■ Short task:
Identify every line containing the word "says" and reproduce each one.

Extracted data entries
-- -- --

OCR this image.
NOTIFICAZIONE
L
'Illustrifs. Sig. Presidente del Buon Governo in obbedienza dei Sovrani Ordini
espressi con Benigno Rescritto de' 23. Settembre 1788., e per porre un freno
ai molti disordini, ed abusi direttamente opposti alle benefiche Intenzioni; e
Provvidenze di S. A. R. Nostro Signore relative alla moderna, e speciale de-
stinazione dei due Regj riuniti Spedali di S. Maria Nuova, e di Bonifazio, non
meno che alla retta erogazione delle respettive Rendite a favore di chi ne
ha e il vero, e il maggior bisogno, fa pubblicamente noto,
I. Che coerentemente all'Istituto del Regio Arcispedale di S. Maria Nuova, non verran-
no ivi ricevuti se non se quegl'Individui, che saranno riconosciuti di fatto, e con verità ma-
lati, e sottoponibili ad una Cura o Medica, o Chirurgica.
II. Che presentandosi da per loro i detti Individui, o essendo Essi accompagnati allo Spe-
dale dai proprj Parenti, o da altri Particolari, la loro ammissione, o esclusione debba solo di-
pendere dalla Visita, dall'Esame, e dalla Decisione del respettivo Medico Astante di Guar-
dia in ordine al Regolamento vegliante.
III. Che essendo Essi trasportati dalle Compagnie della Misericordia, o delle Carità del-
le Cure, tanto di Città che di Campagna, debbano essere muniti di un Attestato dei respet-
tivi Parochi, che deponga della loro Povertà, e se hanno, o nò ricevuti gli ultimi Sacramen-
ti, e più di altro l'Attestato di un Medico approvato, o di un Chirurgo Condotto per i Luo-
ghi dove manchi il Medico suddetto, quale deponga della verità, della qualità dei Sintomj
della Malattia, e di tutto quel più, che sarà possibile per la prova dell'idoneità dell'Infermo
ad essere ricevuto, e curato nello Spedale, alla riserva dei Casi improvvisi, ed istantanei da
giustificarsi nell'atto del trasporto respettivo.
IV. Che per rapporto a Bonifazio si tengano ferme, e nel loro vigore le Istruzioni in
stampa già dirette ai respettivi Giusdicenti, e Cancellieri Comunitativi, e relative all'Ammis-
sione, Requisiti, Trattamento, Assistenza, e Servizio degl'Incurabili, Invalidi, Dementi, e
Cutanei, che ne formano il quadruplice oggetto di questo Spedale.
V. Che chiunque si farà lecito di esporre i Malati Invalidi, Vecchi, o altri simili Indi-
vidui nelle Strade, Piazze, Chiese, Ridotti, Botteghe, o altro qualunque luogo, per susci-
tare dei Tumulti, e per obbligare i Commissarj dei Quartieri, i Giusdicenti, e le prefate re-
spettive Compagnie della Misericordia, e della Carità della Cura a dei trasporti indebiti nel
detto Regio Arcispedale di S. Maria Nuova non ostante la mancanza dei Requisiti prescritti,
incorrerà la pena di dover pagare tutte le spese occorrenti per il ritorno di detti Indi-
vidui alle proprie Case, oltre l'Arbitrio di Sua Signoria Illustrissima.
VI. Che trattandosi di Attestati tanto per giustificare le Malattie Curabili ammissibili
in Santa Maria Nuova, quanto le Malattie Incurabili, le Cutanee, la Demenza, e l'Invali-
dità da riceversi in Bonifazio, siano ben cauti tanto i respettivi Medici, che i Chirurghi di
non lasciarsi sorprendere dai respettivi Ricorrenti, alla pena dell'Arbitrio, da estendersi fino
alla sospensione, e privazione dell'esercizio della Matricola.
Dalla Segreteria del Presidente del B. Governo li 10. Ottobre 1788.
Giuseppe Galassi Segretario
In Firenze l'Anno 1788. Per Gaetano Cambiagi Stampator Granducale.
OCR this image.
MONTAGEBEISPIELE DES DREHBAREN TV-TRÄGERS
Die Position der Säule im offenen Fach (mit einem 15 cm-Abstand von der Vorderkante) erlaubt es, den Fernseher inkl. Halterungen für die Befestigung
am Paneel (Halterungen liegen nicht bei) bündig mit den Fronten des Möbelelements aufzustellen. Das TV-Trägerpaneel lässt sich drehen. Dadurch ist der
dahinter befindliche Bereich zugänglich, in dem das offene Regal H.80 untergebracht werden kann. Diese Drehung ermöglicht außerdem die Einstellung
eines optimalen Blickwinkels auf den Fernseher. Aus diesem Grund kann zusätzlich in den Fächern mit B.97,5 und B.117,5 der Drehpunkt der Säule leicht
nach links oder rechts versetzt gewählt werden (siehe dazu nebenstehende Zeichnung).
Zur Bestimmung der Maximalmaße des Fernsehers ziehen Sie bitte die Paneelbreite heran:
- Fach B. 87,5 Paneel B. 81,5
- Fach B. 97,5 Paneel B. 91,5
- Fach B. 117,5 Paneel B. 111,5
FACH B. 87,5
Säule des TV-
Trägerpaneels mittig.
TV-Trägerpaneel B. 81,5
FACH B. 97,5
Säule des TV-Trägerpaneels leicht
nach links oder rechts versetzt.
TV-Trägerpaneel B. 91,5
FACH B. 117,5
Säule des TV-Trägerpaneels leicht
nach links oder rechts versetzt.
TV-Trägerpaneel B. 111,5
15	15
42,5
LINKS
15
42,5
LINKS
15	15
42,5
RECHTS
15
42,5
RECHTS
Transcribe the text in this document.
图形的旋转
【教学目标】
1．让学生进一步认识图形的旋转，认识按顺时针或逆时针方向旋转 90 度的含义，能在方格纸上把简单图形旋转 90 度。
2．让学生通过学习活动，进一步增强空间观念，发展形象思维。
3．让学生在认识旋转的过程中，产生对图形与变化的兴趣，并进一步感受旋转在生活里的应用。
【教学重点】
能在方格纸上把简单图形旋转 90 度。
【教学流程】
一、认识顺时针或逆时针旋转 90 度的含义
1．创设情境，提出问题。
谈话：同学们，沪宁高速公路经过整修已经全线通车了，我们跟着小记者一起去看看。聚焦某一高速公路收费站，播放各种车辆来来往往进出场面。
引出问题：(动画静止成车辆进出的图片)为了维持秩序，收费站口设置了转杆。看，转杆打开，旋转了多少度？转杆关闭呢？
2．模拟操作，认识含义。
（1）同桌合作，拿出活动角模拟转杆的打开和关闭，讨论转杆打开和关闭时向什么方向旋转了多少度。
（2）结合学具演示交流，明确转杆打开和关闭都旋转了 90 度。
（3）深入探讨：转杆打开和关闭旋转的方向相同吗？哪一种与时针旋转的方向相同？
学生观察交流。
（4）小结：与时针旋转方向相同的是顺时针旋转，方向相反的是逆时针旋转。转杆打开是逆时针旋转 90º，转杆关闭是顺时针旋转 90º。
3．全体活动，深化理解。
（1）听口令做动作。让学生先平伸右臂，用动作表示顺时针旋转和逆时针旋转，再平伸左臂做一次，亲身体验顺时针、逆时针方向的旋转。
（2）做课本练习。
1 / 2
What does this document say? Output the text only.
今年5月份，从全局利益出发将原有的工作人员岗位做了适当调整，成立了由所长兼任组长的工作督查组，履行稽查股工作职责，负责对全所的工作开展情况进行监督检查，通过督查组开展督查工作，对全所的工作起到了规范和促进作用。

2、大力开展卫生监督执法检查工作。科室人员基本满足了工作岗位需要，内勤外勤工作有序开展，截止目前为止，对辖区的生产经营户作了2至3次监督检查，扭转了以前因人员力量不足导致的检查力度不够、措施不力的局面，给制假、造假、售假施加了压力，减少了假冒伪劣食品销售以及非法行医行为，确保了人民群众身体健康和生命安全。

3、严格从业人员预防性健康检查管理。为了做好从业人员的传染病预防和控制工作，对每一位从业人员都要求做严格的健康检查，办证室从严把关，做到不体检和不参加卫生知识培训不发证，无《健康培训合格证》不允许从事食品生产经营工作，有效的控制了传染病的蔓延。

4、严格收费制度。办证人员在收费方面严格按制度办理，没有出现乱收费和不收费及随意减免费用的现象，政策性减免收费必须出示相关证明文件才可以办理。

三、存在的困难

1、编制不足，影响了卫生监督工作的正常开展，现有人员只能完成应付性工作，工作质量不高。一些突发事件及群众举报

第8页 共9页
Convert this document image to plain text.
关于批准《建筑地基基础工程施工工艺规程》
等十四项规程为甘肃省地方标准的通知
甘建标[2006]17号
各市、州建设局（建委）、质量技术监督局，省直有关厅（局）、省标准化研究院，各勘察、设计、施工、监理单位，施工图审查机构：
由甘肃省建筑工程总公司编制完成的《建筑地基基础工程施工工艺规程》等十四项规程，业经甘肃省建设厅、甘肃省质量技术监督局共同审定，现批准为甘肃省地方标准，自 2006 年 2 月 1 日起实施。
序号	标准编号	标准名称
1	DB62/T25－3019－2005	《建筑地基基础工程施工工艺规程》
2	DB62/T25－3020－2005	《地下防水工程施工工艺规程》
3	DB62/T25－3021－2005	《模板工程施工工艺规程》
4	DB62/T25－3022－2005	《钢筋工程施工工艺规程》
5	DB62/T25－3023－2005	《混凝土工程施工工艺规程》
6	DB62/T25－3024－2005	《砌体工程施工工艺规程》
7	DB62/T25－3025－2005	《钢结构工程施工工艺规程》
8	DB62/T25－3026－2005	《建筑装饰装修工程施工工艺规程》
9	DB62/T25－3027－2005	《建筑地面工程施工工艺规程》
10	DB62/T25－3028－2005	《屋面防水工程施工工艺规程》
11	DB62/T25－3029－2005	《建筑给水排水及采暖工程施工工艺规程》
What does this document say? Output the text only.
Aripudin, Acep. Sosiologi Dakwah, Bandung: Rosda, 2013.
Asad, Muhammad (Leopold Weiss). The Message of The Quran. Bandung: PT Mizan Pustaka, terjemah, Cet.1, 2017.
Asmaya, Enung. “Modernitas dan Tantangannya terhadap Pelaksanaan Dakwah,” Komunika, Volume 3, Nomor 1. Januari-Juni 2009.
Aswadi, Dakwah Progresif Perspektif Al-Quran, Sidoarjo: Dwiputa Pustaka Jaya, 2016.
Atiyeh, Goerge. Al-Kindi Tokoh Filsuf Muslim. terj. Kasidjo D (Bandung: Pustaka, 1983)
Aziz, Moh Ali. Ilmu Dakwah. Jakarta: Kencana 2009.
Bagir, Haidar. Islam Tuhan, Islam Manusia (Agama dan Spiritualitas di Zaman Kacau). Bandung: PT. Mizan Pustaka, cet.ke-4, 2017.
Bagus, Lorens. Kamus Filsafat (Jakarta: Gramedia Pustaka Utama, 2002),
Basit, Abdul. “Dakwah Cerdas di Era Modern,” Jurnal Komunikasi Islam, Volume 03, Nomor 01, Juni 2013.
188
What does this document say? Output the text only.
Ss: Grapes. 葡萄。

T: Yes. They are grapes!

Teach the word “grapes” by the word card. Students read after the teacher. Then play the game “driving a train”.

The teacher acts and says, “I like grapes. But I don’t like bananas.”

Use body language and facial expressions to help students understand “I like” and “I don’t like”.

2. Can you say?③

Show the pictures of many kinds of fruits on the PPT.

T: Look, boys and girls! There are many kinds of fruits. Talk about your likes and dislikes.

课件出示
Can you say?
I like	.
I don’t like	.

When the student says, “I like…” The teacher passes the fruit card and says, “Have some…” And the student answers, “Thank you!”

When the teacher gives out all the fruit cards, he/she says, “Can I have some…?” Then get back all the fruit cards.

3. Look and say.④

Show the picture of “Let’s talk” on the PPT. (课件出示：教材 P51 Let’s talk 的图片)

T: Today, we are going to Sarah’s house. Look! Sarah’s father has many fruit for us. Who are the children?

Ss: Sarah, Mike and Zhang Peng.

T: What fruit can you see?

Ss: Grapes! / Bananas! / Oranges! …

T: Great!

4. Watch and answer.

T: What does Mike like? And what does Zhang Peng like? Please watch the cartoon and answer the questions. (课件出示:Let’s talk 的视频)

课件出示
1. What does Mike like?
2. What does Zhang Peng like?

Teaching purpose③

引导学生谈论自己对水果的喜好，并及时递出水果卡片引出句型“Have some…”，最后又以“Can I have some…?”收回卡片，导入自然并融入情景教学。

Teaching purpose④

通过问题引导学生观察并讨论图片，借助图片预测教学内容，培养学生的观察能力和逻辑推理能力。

-- -- --

■ Expected answer:
The teacher acts and says, “I like grapes. But I don’t like bananas.”
When the student says, “I like…” The teacher passes the fruit card and says, “Have some…” And the student answers, “Thank you!”
When the teacher gives out all the fruit cards, he/she says, “Can I have some…?” Then get back all the fruit cards.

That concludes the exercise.